** SHORT EXERCISE **
List, from the lines below, each one with "også" in it.

** DATA SECTION **

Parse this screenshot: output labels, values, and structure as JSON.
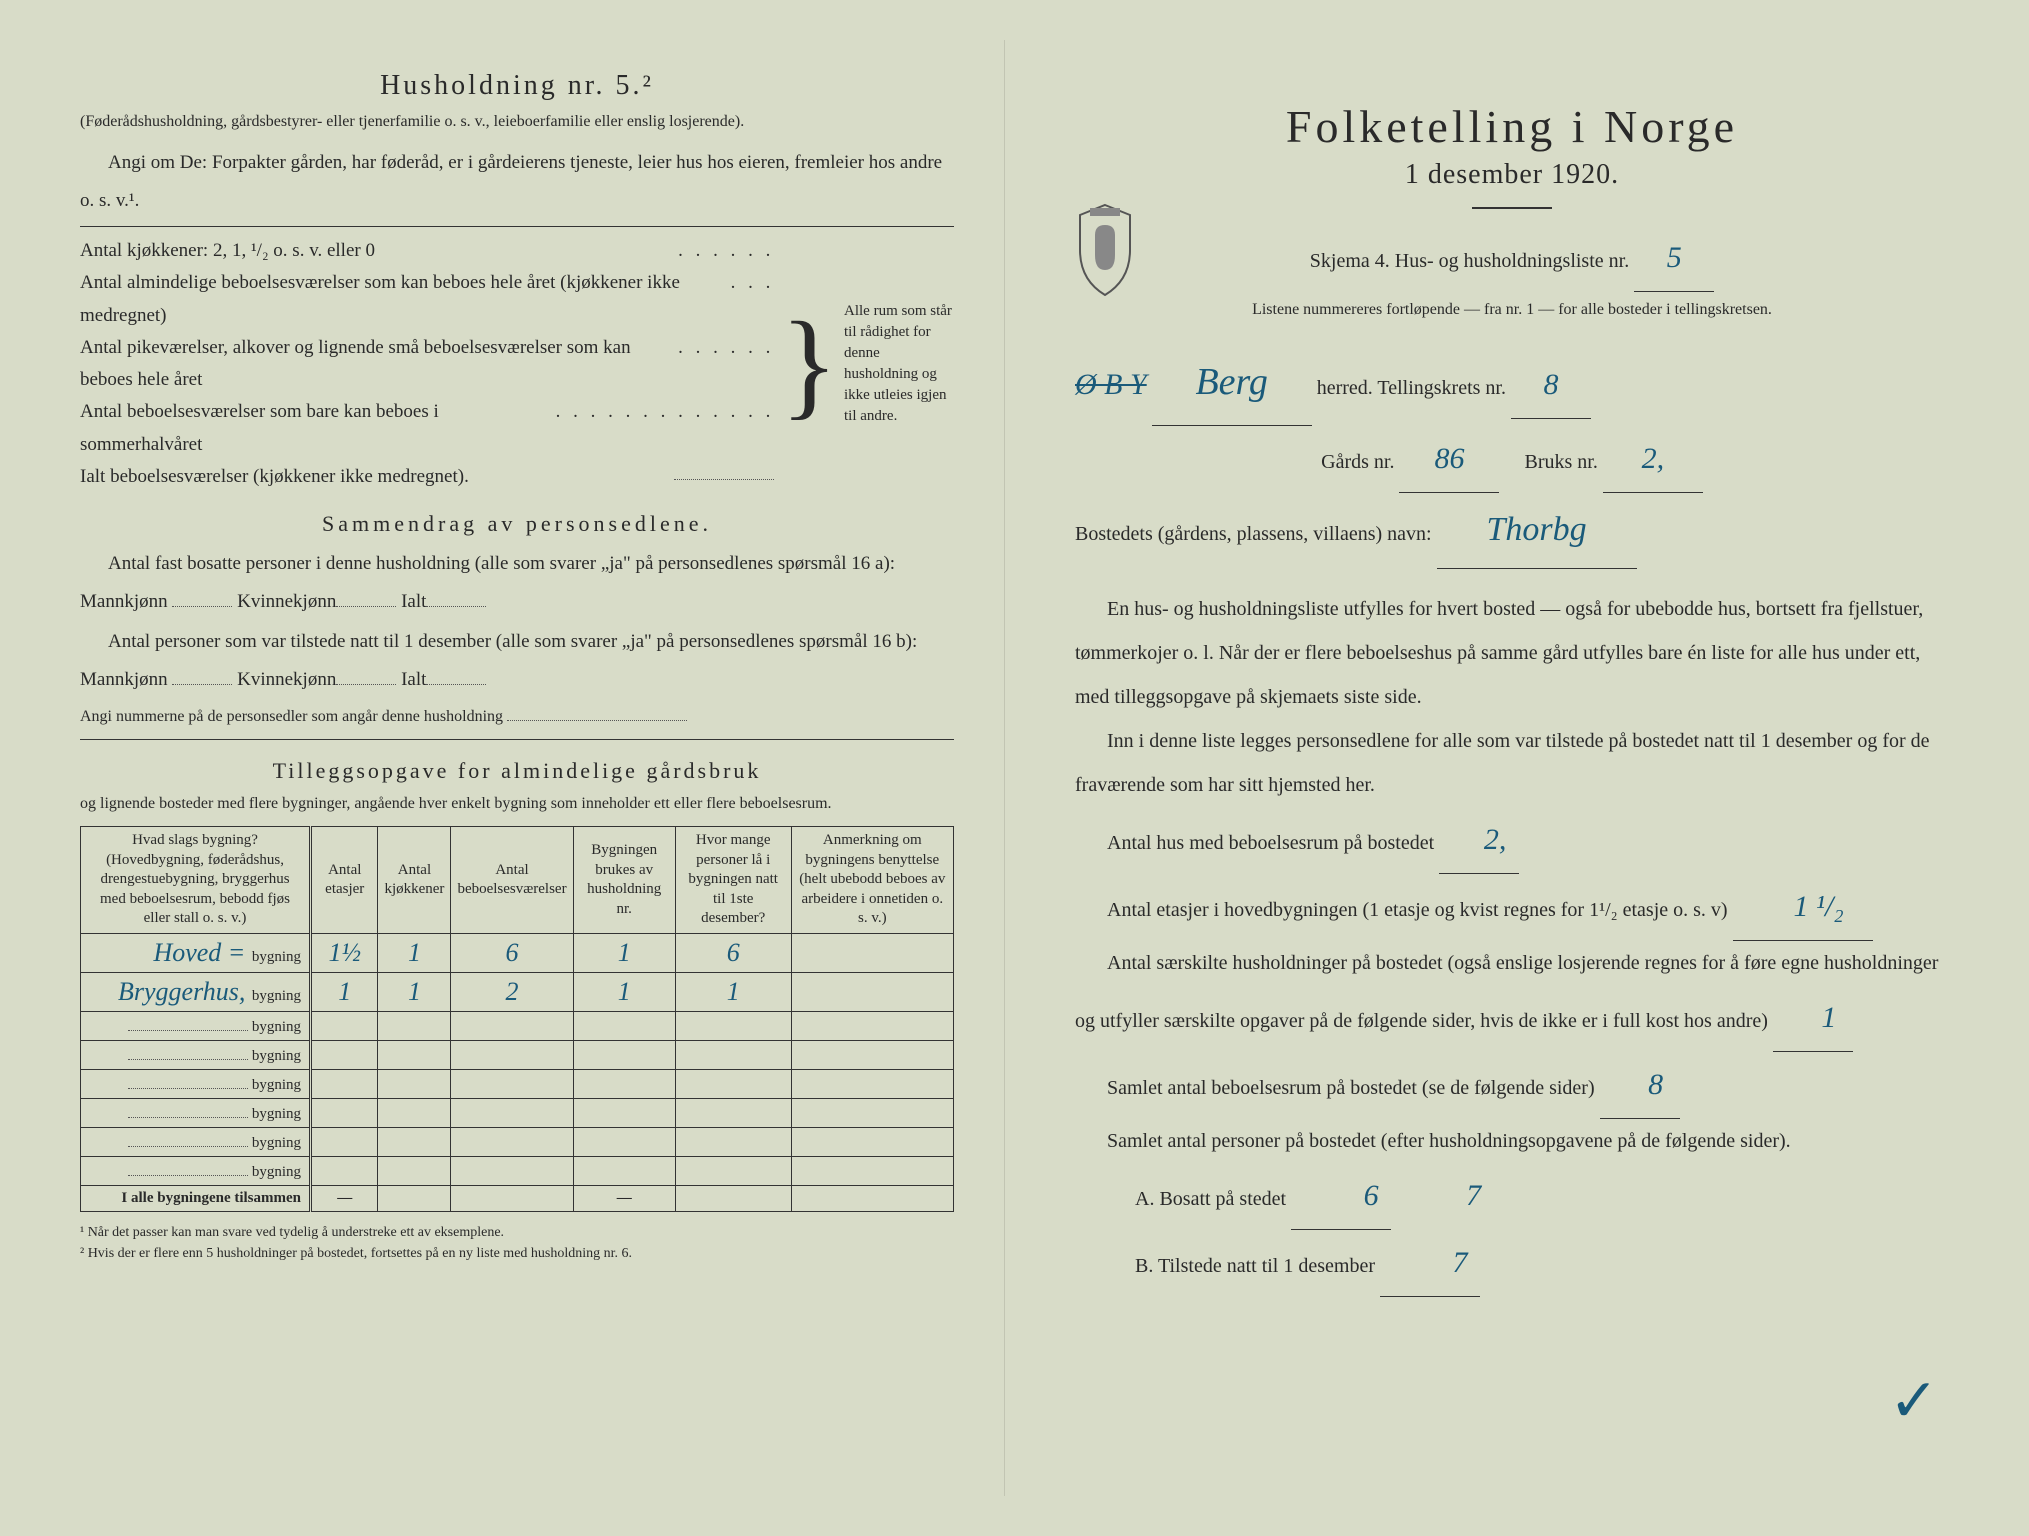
{
  "colors": {
    "paper_bg": "#d8dcc8",
    "text": "#2a2a2a",
    "handwriting": "#1a5a7a",
    "rule": "#333333"
  },
  "typography": {
    "body_fontsize_pt": 15,
    "title_fontsize_pt": 34,
    "handwriting_fontsize_pt": 22,
    "font_family_body": "Georgia/serif",
    "font_family_handwriting": "cursive"
  },
  "left": {
    "husholdning_title": "Husholdning nr. 5.²",
    "husholdning_sub": "(Føderådshusholdning, gårdsbestyrer- eller tjenerfamilie o. s. v., leieboerfamilie eller enslig losjerende).",
    "angi_text": "Angi om De: Forpakter gården, har føderåd, er i gårdeierens tjeneste, leier hus hos eieren, fremleier hos andre o. s. v.¹.",
    "kitchens_line": "Antal kjøkkener: 2, 1, ¹/₂ o. s. v. eller 0",
    "rooms_line1": "Antal almindelige beboelsesværelser som kan beboes hele året (kjøkkener ikke medregnet)",
    "rooms_line2": "Antal pikeværelser, alkover og lignende små beboelsesværelser som kan beboes hele året",
    "rooms_line3": "Antal beboelsesværelser som bare kan beboes i sommerhalvåret",
    "ialt_line": "Ialt beboelsesværelser (kjøkkener ikke medregnet).",
    "brace_text": "Alle rum som står til rådighet for denne husholdning og ikke utleies igjen til andre.",
    "sammendrag_title": "Sammendrag av personsedlene.",
    "sammendrag_p1a": "Antal fast bosatte personer i denne husholdning (alle som svarer „ja\" på personsedlenes spørsmål 16 a): Mannkjønn",
    "sammendrag_kv": "Kvinnekjønn",
    "sammendrag_ialt": "Ialt",
    "sammendrag_p2a": "Antal personer som var tilstede natt til 1 desember (alle som svarer „ja\" på personsedlenes spørsmål 16 b): Mannkjønn",
    "angi_nummer": "Angi nummerne på de personsedler som angår denne husholdning",
    "tillegg_title": "Tilleggsopgave for almindelige gårdsbruk",
    "tillegg_sub": "og lignende bosteder med flere bygninger, angående hver enkelt bygning som inneholder ett eller flere beboelsesrum.",
    "table": {
      "headers": [
        "Hvad slags bygning?\n(Hovedbygning, føderådshus, drengestuebygning, bryggerhus med beboelsesrum, bebodd fjøs eller stall o. s. v.)",
        "Antal etasjer",
        "Antal kjøkkener",
        "Antal beboelsesværelser",
        "Bygningen brukes av husholdning nr.",
        "Hvor mange personer lå i bygningen natt til 1ste desember?",
        "Anmerkning om bygningens benyttelse (helt ubebodd beboes av arbeidere i onnetiden o. s. v.)"
      ],
      "col_widths_pct": [
        28,
        8,
        8,
        10,
        12,
        14,
        20
      ],
      "row_suffix": "bygning",
      "rows": [
        {
          "name": "Hoved =",
          "etasjer": "1½",
          "kjokkener": "1",
          "vaerelser": "6",
          "hushold": "1",
          "personer": "6",
          "anm": ""
        },
        {
          "name": "Bryggerhus,",
          "etasjer": "1",
          "kjokkener": "1",
          "vaerelser": "2",
          "hushold": "1",
          "personer": "1",
          "anm": ""
        },
        {
          "name": "",
          "etasjer": "",
          "kjokkener": "",
          "vaerelser": "",
          "hushold": "",
          "personer": "",
          "anm": ""
        },
        {
          "name": "",
          "etasjer": "",
          "kjokkener": "",
          "vaerelser": "",
          "hushold": "",
          "personer": "",
          "anm": ""
        },
        {
          "name": "",
          "etasjer": "",
          "kjokkener": "",
          "vaerelser": "",
          "hushold": "",
          "personer": "",
          "anm": ""
        },
        {
          "name": "",
          "etasjer": "",
          "kjokkener": "",
          "vaerelser": "",
          "hushold": "",
          "personer": "",
          "anm": ""
        },
        {
          "name": "",
          "etasjer": "",
          "kjokkener": "",
          "vaerelser": "",
          "hushold": "",
          "personer": "",
          "anm": ""
        },
        {
          "name": "",
          "etasjer": "",
          "kjokkener": "",
          "vaerelser": "",
          "hushold": "",
          "personer": "",
          "anm": ""
        }
      ],
      "total_label": "I alle bygningene tilsammen",
      "total_cells": [
        "—",
        "",
        "",
        "—",
        "",
        ""
      ]
    },
    "footnote1": "¹ Når det passer kan man svare ved tydelig å understreke ett av eksemplene.",
    "footnote2": "² Hvis der er flere enn 5 husholdninger på bostedet, fortsettes på en ny liste med husholdning nr. 6."
  },
  "right": {
    "title": "Folketelling i Norge",
    "date": "1 desember 1920.",
    "skjema_label": "Skjema 4.  Hus- og husholdningsliste nr.",
    "skjema_nr": "5",
    "list_note": "Listene nummereres fortløpende — fra nr. 1 — for alle bosteder i tellingskretsen.",
    "herred_prefix_struck": "Ø B Y",
    "herred_value": "Berg",
    "herred_label": "herred.    Tellingskrets nr.",
    "krets_nr": "8",
    "gard_label": "Gårds nr.",
    "gard_nr": "86",
    "bruk_label": "Bruks nr.",
    "bruk_nr": "2,",
    "bosted_label": "Bostedets (gårdens, plassens, villaens) navn:",
    "bosted_value": "Thorbg",
    "para1": "En hus- og husholdningsliste utfylles for hvert bosted — også for ubebodde hus, bortsett fra fjellstuer, tømmerkojer o. l. Når der er flere beboelseshus på samme gård utfylles bare én liste for alle hus under ett, med tilleggsopgave på skjemaets siste side.",
    "para2": "Inn i denne liste legges personsedlene for alle som var tilstede på bostedet natt til 1 desember og for de fraværende som har sitt hjemsted her.",
    "q_hus": "Antal hus med beboelsesrum på bostedet",
    "v_hus": "2,",
    "q_etasjer_a": "Antal etasjer i hovedbygningen (1 etasje og kvist regnes for 1¹/₂ etasje o. s. v)",
    "v_etasjer": "1 ¹/₂",
    "q_hush": "Antal særskilte husholdninger på bostedet (også enslige losjerende regnes for å føre egne husholdninger og utfyller særskilte opgaver på de følgende sider, hvis de ikke er i full kost hos andre)",
    "v_hush": "1",
    "q_rooms": "Samlet antal beboelsesrum på bostedet (se de følgende sider)",
    "v_rooms": "8",
    "q_persons": "Samlet antal personer på bostedet (efter husholdningsopgavene på de følgende sider).",
    "qA": "A.  Bosatt på stedet",
    "vA": "6",
    "vA2": "7",
    "qB": "B.  Tilstede natt til 1 desember",
    "vB": "7"
  }
}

** SOLUTION FOR THIS TASK **
    "para1": "En hus- og husholdningsliste utfylles for hvert bosted — også for ubebodde hus, bortsett fra fjellstuer, tømmerkojer o. l. Når der er flere beboelseshus på samme gård utfylles bare én liste for alle hus under ett, med tilleggsopgave på skjemaets siste side.",
    "q_hush": "Antal særskilte husholdninger på bostedet (også enslige losjerende regnes for å føre egne husholdninger og utfyller særskilte opgaver på de følgende sider, hvis de ikke er i full kost hos andre)",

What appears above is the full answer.